### Raw records

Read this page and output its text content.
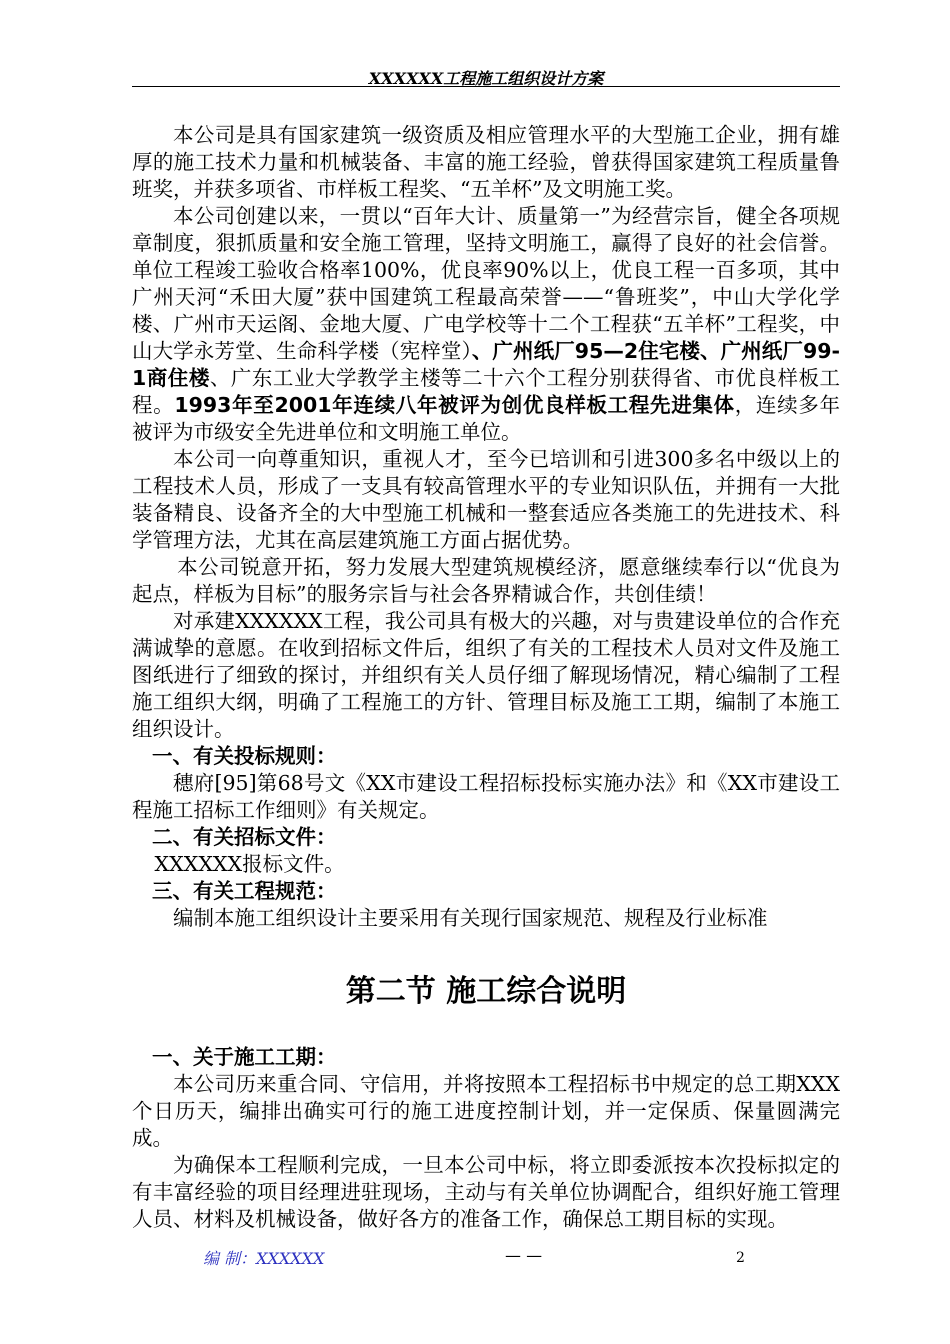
XXXXXX工程施工组织设计方案

本公司是具有国家建筑一级资质及相应管理水平的大型施工企业，拥有雄厚的施工技术力量和机械装备、丰富的施工经验，曾获得国家建筑工程质量鲁班奖，并获多项省、市样板工程奖、“五羊杯”及文明施工奖。

本公司创建以来，一贯以“百年大计、质量第一”为经营宗旨，健全各项规章制度，狠抓质量和安全施工管理，坚持文明施工，赢得了良好的社会信誉。单位工程竣工验收合格率100%，优良率90%以上，优良工程一百多项，其中广州天河“禾田大厦”获中国建筑工程最高荣誉——“鲁班奖”，中山大学化学楼、广州市天运阁、金地大厦、广电学校等十二个工程获“五羊杯”工程奖，中山大学永芳堂、生命科学楼（宪梓堂）、广州纸厂95—2住宅楼、广州纸厂99-1商住楼、广东工业大学教学主楼等二十六个工程分别获得省、市优良样板工程。1993年至2001年连续八年被评为创优良样板工程先进集体，连续多年被评为市级安全先进单位和文明施工单位。

本公司一向尊重知识，重视人才，至今已培训和引进300多名中级以上的工程技术人员，形成了一支具有较高管理水平的专业知识队伍，并拥有一大批装备精良、设备齐全的大中型施工机械和一整套适应各类施工的先进技术、科学管理方法，尤其在高层建筑施工方面占据优势。

本公司锐意开拓，努力发展大型建筑规模经济，愿意继续奉行以“优良为起点，样板为目标”的服务宗旨与社会各界精诚合作，共创佳绩！

对承建XXXXXX工程，我公司具有极大的兴趣，对与贵建设单位的合作充满诚挚的意愿。在收到招标文件后，组织了有关的工程技术人员对文件及施工图纸进行了细致的探讨，并组织有关人员仔细了解现场情况，精心编制了工程施工组织大纲，明确了工程施工的方针、管理目标及施工工期，编制了本施工组织设计。

一、有关投标规则：

穗府[95]第68号文《XX市建设工程招标投标实施办法》和《XX市建设工程施工招标工作细则》有关规定。

二、有关招标文件：

XXXXXX报标文件。

三、有关工程规范：

编制本施工组织设计主要采用有关现行国家规范、规程及行业标准

第二节 施工综合说明

一、关于施工工期：

本公司历来重合同、守信用，并将按照本工程招标书中规定的总工期XXX个日历天，编排出确实可行的施工进度控制计划，并一定保质、保量圆满完成。

为确保本工程顺利完成，一旦本公司中标，将立即委派按本次投标拟定的有丰富经验的项目经理进驻现场，主动与有关单位协调配合，组织好施工管理人员、材料及机械设备，做好各方的准备工作，确保总工期目标的实现。

编 制：XXXXXX	— —	2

### Task instructions
Reproduce all entries exactly. Pictures do not belong in the copy.

### Answer below
Read this page and output its text content.
XXXXXX工程施工组织设计方案

本公司是具有国家建筑一级资质及相应管理水平的大型施工企业，拥有雄厚的施工技术力量和机械装备、丰富的施工经验，曾获得国家建筑工程质量鲁班奖，并获多项省、市样板工程奖、“五羊杯”及文明施工奖。

本公司创建以来，一贯以“百年大计、质量第一”为经营宗旨，健全各项规章制度，狠抓质量和安全施工管理，坚持文明施工，赢得了良好的社会信誉。单位工程竣工验收合格率100%，优良率90%以上，优良工程一百多项，其中广州天河“禾田大厦”获中国建筑工程最高荣誉——“鲁班奖”，中山大学化学楼、广州市天运阁、金地大厦、广电学校等十二个工程获“五羊杯”工程奖，中山大学永芳堂、生命科学楼（宪梓堂）、广州纸厂95—2住宅楼、广州纸厂99-1商住楼、广东工业大学教学主楼等二十六个工程分别获得省、市优良样板工程。1993年至2001年连续八年被评为创优良样板工程先进集体，连续多年被评为市级安全先进单位和文明施工单位。

本公司一向尊重知识，重视人才，至今已培训和引进300多名中级以上的工程技术人员，形成了一支具有较高管理水平的专业知识队伍，并拥有一大批装备精良、设备齐全的大中型施工机械和一整套适应各类施工的先进技术、科学管理方法，尤其在高层建筑施工方面占据优势。

本公司锐意开拓，努力发展大型建筑规模经济，愿意继续奉行以“优良为起点，样板为目标”的服务宗旨与社会各界精诚合作，共创佳绩！

对承建XXXXXX工程，我公司具有极大的兴趣，对与贵建设单位的合作充满诚挚的意愿。在收到招标文件后，组织了有关的工程技术人员对文件及施工图纸进行了细致的探讨，并组织有关人员仔细了解现场情况，精心编制了工程施工组织大纲，明确了工程施工的方针、管理目标及施工工期，编制了本施工组织设计。

一、有关投标规则：

穗府[95]第68号文《XX市建设工程招标投标实施办法》和《XX市建设工程施工招标工作细则》有关规定。

二、有关招标文件：

XXXXXX报标文件。

三、有关工程规范：

编制本施工组织设计主要采用有关现行国家规范、规程及行业标准

第二节 施工综合说明

一、关于施工工期：

本公司历来重合同、守信用，并将按照本工程招标书中规定的总工期XXX个日历天，编排出确实可行的施工进度控制计划，并一定保质、保量圆满完成。

为确保本工程顺利完成，一旦本公司中标，将立即委派按本次投标拟定的有丰富经验的项目经理进驻现场，主动与有关单位协调配合，组织好施工管理人员、材料及机械设备，做好各方的准备工作，确保总工期目标的实现。

编 制：XXXXXX	— —	2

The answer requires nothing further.